-- START Raw data --

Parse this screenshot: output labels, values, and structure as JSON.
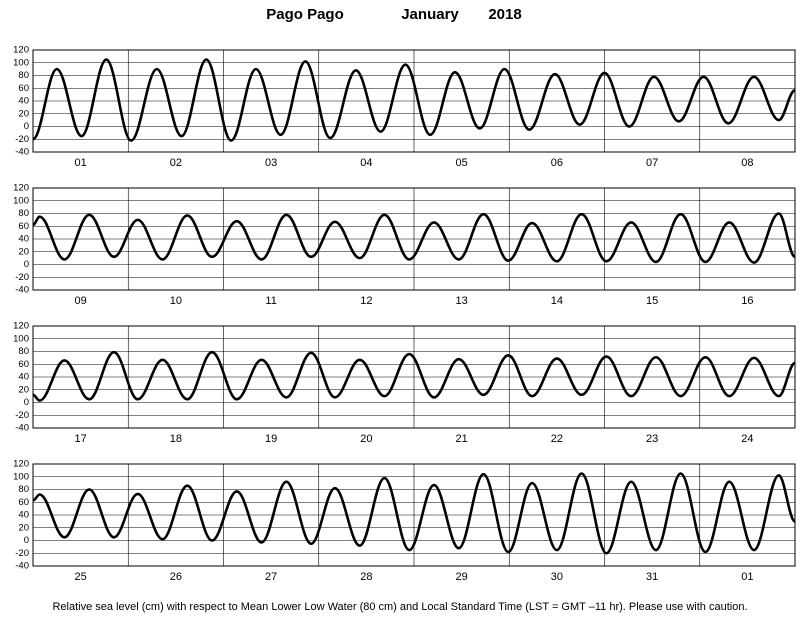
{
  "title": "Pago Pago",
  "month": "January",
  "year": "2018",
  "footnote": "Relative sea level (cm) with respect to Mean Lower Low Water (80 cm) and Local Standard Time (LST = GMT –11 hr). Please use with caution.",
  "chart_data": [
    {
      "type": "line",
      "xlim": [
        0,
        8
      ],
      "ylim": [
        -40,
        120
      ],
      "yticks": [
        -40,
        -20,
        0,
        20,
        40,
        60,
        80,
        100,
        120
      ],
      "grid": true,
      "xgrid": [
        1,
        2,
        3,
        4,
        5,
        6,
        7
      ],
      "xticks": [
        {
          "value": 0.5,
          "label": "01"
        },
        {
          "value": 1.5,
          "label": "02"
        },
        {
          "value": 2.5,
          "label": "03"
        },
        {
          "value": 3.5,
          "label": "04"
        },
        {
          "value": 4.5,
          "label": "05"
        },
        {
          "value": 5.5,
          "label": "06"
        },
        {
          "value": 6.5,
          "label": "07"
        },
        {
          "value": 7.5,
          "label": "08"
        }
      ],
      "x": [
        0,
        0.25,
        0.51,
        0.77,
        1.03,
        1.3,
        1.56,
        1.82,
        2.08,
        2.34,
        2.6,
        2.86,
        3.12,
        3.39,
        3.65,
        3.91,
        4.17,
        4.43,
        4.69,
        4.95,
        5.21,
        5.48,
        5.74,
        6.0,
        6.26,
        6.52,
        6.78,
        7.04,
        7.3,
        7.57,
        7.83,
        8
      ],
      "series": [
        {
          "color": "#000000",
          "values": [
            -20,
            90,
            -15,
            105,
            -22,
            90,
            -15,
            105,
            -22,
            90,
            -13,
            102,
            -18,
            88,
            -8,
            97,
            -13,
            85,
            -3,
            90,
            -5,
            82,
            3,
            84,
            0,
            78,
            8,
            78,
            5,
            78,
            10,
            57
          ]
        }
      ]
    },
    {
      "type": "line",
      "xlim": [
        0,
        8
      ],
      "ylim": [
        -40,
        120
      ],
      "yticks": [
        -40,
        -20,
        0,
        20,
        40,
        60,
        80,
        100,
        120
      ],
      "grid": true,
      "xgrid": [
        1,
        2,
        3,
        4,
        5,
        6,
        7
      ],
      "xticks": [
        {
          "value": 0.5,
          "label": "09"
        },
        {
          "value": 1.5,
          "label": "10"
        },
        {
          "value": 2.5,
          "label": "11"
        },
        {
          "value": 3.5,
          "label": "12"
        },
        {
          "value": 4.5,
          "label": "13"
        },
        {
          "value": 5.5,
          "label": "14"
        },
        {
          "value": 6.5,
          "label": "15"
        },
        {
          "value": 7.5,
          "label": "16"
        }
      ],
      "x": [
        0,
        0.07,
        0.33,
        0.59,
        0.85,
        1.1,
        1.36,
        1.62,
        1.88,
        2.14,
        2.4,
        2.66,
        2.92,
        3.17,
        3.43,
        3.69,
        3.95,
        4.21,
        4.47,
        4.73,
        4.99,
        5.24,
        5.5,
        5.76,
        6.02,
        6.28,
        6.54,
        6.8,
        7.06,
        7.31,
        7.57,
        7.83,
        8
      ],
      "series": [
        {
          "color": "#000000",
          "values": [
            62,
            75,
            8,
            78,
            12,
            70,
            8,
            77,
            12,
            68,
            8,
            78,
            12,
            67,
            10,
            78,
            8,
            66,
            8,
            79,
            6,
            65,
            5,
            79,
            5,
            66,
            4,
            79,
            4,
            66,
            3,
            80,
            12
          ]
        }
      ]
    },
    {
      "type": "line",
      "xlim": [
        0,
        8
      ],
      "ylim": [
        -40,
        120
      ],
      "yticks": [
        -40,
        -20,
        0,
        20,
        40,
        60,
        80,
        100,
        120
      ],
      "grid": true,
      "xgrid": [
        1,
        2,
        3,
        4,
        5,
        6,
        7
      ],
      "xticks": [
        {
          "value": 0.5,
          "label": "17"
        },
        {
          "value": 1.5,
          "label": "18"
        },
        {
          "value": 2.5,
          "label": "19"
        },
        {
          "value": 3.5,
          "label": "20"
        },
        {
          "value": 4.5,
          "label": "21"
        },
        {
          "value": 5.5,
          "label": "22"
        },
        {
          "value": 6.5,
          "label": "23"
        },
        {
          "value": 7.5,
          "label": "24"
        }
      ],
      "x": [
        0,
        0.07,
        0.33,
        0.59,
        0.85,
        1.1,
        1.36,
        1.62,
        1.88,
        2.14,
        2.4,
        2.66,
        2.92,
        3.17,
        3.43,
        3.69,
        3.95,
        4.21,
        4.47,
        4.73,
        4.99,
        5.24,
        5.5,
        5.76,
        6.02,
        6.28,
        6.54,
        6.8,
        7.06,
        7.31,
        7.57,
        7.83,
        8
      ],
      "series": [
        {
          "color": "#000000",
          "values": [
            12,
            3,
            66,
            5,
            79,
            5,
            67,
            5,
            79,
            5,
            67,
            8,
            78,
            8,
            67,
            10,
            76,
            8,
            68,
            12,
            74,
            10,
            69,
            12,
            72,
            10,
            71,
            10,
            71,
            10,
            70,
            10,
            62
          ]
        }
      ]
    },
    {
      "type": "line",
      "xlim": [
        0,
        8
      ],
      "ylim": [
        -40,
        120
      ],
      "yticks": [
        -40,
        -20,
        0,
        20,
        40,
        60,
        80,
        100,
        120
      ],
      "grid": true,
      "xgrid": [
        1,
        2,
        3,
        4,
        5,
        6,
        7
      ],
      "xticks": [
        {
          "value": 0.5,
          "label": "25"
        },
        {
          "value": 1.5,
          "label": "26"
        },
        {
          "value": 2.5,
          "label": "27"
        },
        {
          "value": 3.5,
          "label": "28"
        },
        {
          "value": 4.5,
          "label": "29"
        },
        {
          "value": 5.5,
          "label": "30"
        },
        {
          "value": 6.5,
          "label": "31"
        },
        {
          "value": 7.5,
          "label": "01"
        }
      ],
      "x": [
        0,
        0.07,
        0.33,
        0.59,
        0.85,
        1.1,
        1.36,
        1.62,
        1.88,
        2.14,
        2.4,
        2.66,
        2.92,
        3.17,
        3.43,
        3.69,
        3.95,
        4.21,
        4.47,
        4.73,
        4.99,
        5.24,
        5.5,
        5.76,
        6.02,
        6.28,
        6.54,
        6.8,
        7.06,
        7.31,
        7.57,
        7.83,
        8
      ],
      "series": [
        {
          "color": "#000000",
          "values": [
            63,
            72,
            5,
            80,
            5,
            73,
            2,
            86,
            0,
            77,
            -3,
            92,
            -5,
            82,
            -8,
            98,
            -15,
            87,
            -12,
            104,
            -18,
            90,
            -15,
            105,
            -20,
            92,
            -15,
            105,
            -18,
            92,
            -15,
            102,
            30
          ]
        }
      ]
    }
  ]
}
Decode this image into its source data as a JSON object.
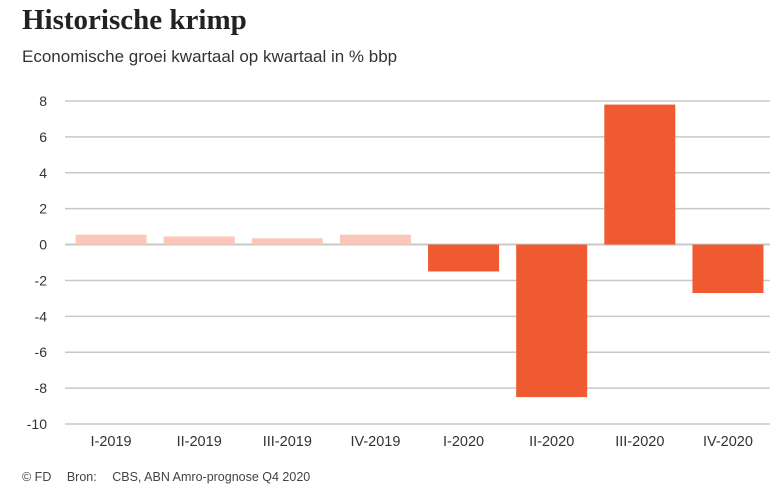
{
  "chart_data": {
    "type": "bar",
    "title": "Historische krimp",
    "subtitle": "Economische groei kwartaal op kwartaal in % bbp",
    "categories": [
      "I-2019",
      "II-2019",
      "III-2019",
      "IV-2019",
      "I-2020",
      "II-2020",
      "III-2020",
      "IV-2020"
    ],
    "values": [
      0.55,
      0.45,
      0.35,
      0.55,
      -1.5,
      -8.5,
      7.8,
      -2.7
    ],
    "ylim": [
      -10,
      8
    ],
    "yticks": [
      8,
      6,
      4,
      2,
      0,
      -2,
      -4,
      -6,
      -8,
      -10
    ],
    "grid": true,
    "colors": {
      "2019": "#fbc7b8",
      "2020": "#f05a30",
      "grid": "#c8c8c8"
    }
  },
  "footer": {
    "copyright": "© FD",
    "source_label": "Bron:",
    "source": "CBS, ABN Amro-prognose Q4 2020"
  }
}
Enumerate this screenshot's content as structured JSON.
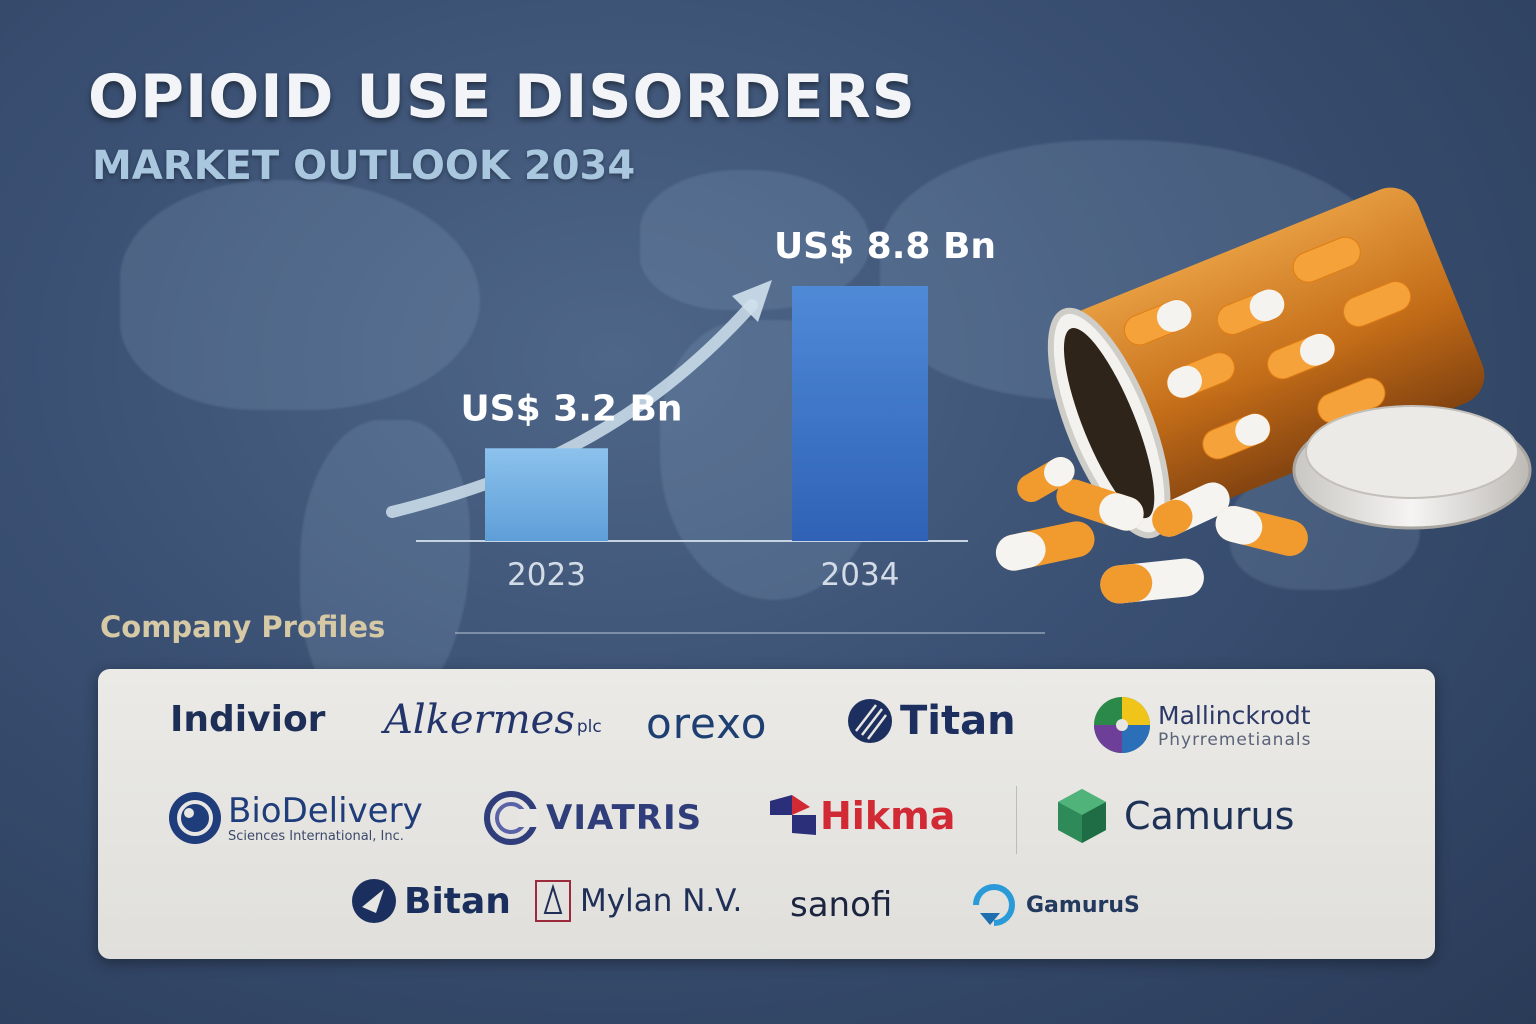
{
  "title": "OPIOID USE DISORDERS",
  "subtitle": "MARKET OUTLOOK 2034",
  "chart_data": {
    "type": "bar",
    "categories": [
      "2023",
      "2034"
    ],
    "values": [
      3.2,
      8.8
    ],
    "value_labels": [
      "US$ 3.2 Bn",
      "US$ 8.8 Bn"
    ],
    "units": "US$ Bn",
    "ylim": [
      0,
      9
    ],
    "grid": false,
    "colors": {
      "bar_2023": "#78b4e4",
      "bar_2034": "#3f76c9",
      "trend_arrow": "#cfe0ec"
    }
  },
  "company_profiles": {
    "heading": "Company Profiles",
    "logos": [
      {
        "name": "Indivior",
        "color": "#1d2f57"
      },
      {
        "name": "Alkermes",
        "suffix": "plc",
        "color": "#23356a"
      },
      {
        "name": "orexo",
        "color": "#1e3f72"
      },
      {
        "name": "Titan",
        "color": "#1d2f5f"
      },
      {
        "name": "Mallinckrodt",
        "tagline": "Phyrremetianals",
        "color": "#2c3866"
      },
      {
        "name": "BioDelivery",
        "tagline": "Sciences International, Inc.",
        "color": "#1f3d7a"
      },
      {
        "name": "VIATRIS",
        "color": "#2f3d7a"
      },
      {
        "name": "Hikma",
        "color": "#d22a35"
      },
      {
        "name": "Camurus",
        "color": "#1e3257"
      },
      {
        "name": "Bitan",
        "color": "#1b2f5e"
      },
      {
        "name": "Mylan N.V.",
        "color": "#1f2f58"
      },
      {
        "name": "sanofi",
        "color": "#1c2540"
      },
      {
        "name": "GamuruS",
        "color": "#233a5e"
      }
    ]
  }
}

-- END Raw data --

== Exercise requirements ==
Pull out every line of the records that includes the string "screenshot".

== Result of the task ==
Parse this screenshot: output labels, values, and structure as JSON.
Enumerate this screenshot's content as structured JSON.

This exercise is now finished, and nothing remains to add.